◆ Material for this task ◆
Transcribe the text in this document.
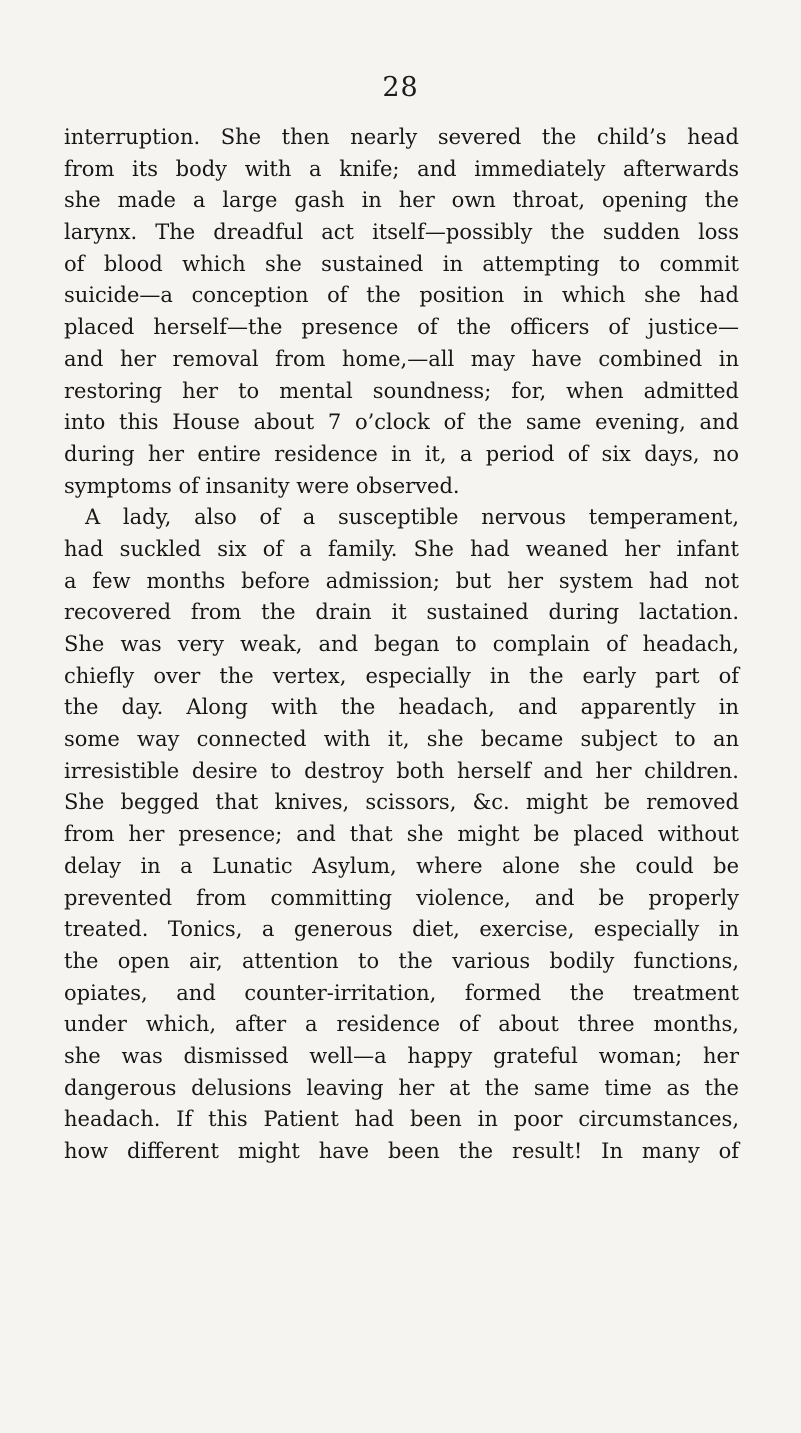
28
interruption. She then nearly severed the child’s head
from its body with a knife; and immediately afterwards
she made a large gash in her own throat, opening the
larynx. The dreadful act itself—possibly the sudden loss
of blood which she sustained in attempting to commit
suicide—a conception of the position in which she had
placed herself—the presence of the officers of justice—
and her removal from home,—all may have combined in
restoring her to mental soundness; for, when admitted
into this House about 7 o’clock of the same evening, and
during her entire residence in it, a period of six days, no
symptoms of insanity were observed.
A lady, also of a susceptible nervous temperament,
had suckled six of a family. She had weaned her infant
a few months before admission; but her system had not
recovered from the drain it sustained during lactation.
She was very weak, and began to complain of headach,
chiefly over the vertex, especially in the early part of
the day. Along with the headach, and apparently in
some way connected with it, she became subject to an
irresistible desire to destroy both herself and her children.
She begged that knives, scissors, &c. might be removed
from her presence; and that she might be placed without
delay in a Lunatic Asylum, where alone she could be
prevented from committing violence, and be properly
treated. Tonics, a generous diet, exercise, especially in
the open air, attention to the various bodily functions,
opiates, and counter-irritation, formed the treatment
under which, after a residence of about three months,
she was dismissed well—a happy grateful woman; her
dangerous delusions leaving her at the same time as the
headach. If this Patient had been in poor circumstances,
how different might have been the result! In many of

◆ Written exercise ◆
Output the entries above exactly. Drop the pictures.

◆ Reply to the exercise ◆
Transcribe the text in this document.
28
interruption. She then nearly severed the child’s head
from its body with a knife; and immediately afterwards
she made a large gash in her own throat, opening the
larynx. The dreadful act itself—possibly the sudden loss
of blood which she sustained in attempting to commit
suicide—a conception of the position in which she had
placed herself—the presence of the officers of justice—
and her removal from home,—all may have combined in
restoring her to mental soundness; for, when admitted
into this House about 7 o’clock of the same evening, and
during her entire residence in it, a period of six days, no
symptoms of insanity were observed.
A lady, also of a susceptible nervous temperament,
had suckled six of a family. She had weaned her infant
a few months before admission; but her system had not
recovered from the drain it sustained during lactation.
She was very weak, and began to complain of headach,
chiefly over the vertex, especially in the early part of
the day. Along with the headach, and apparently in
some way connected with it, she became subject to an
irresistible desire to destroy both herself and her children.
She begged that knives, scissors, &c. might be removed
from her presence; and that she might be placed without
delay in a Lunatic Asylum, where alone she could be
prevented from committing violence, and be properly
treated. Tonics, a generous diet, exercise, especially in
the open air, attention to the various bodily functions,
opiates, and counter-irritation, formed the treatment
under which, after a residence of about three months,
she was dismissed well—a happy grateful woman; her
dangerous delusions leaving her at the same time as the
headach. If this Patient had been in poor circumstances,
how different might have been the result! In many of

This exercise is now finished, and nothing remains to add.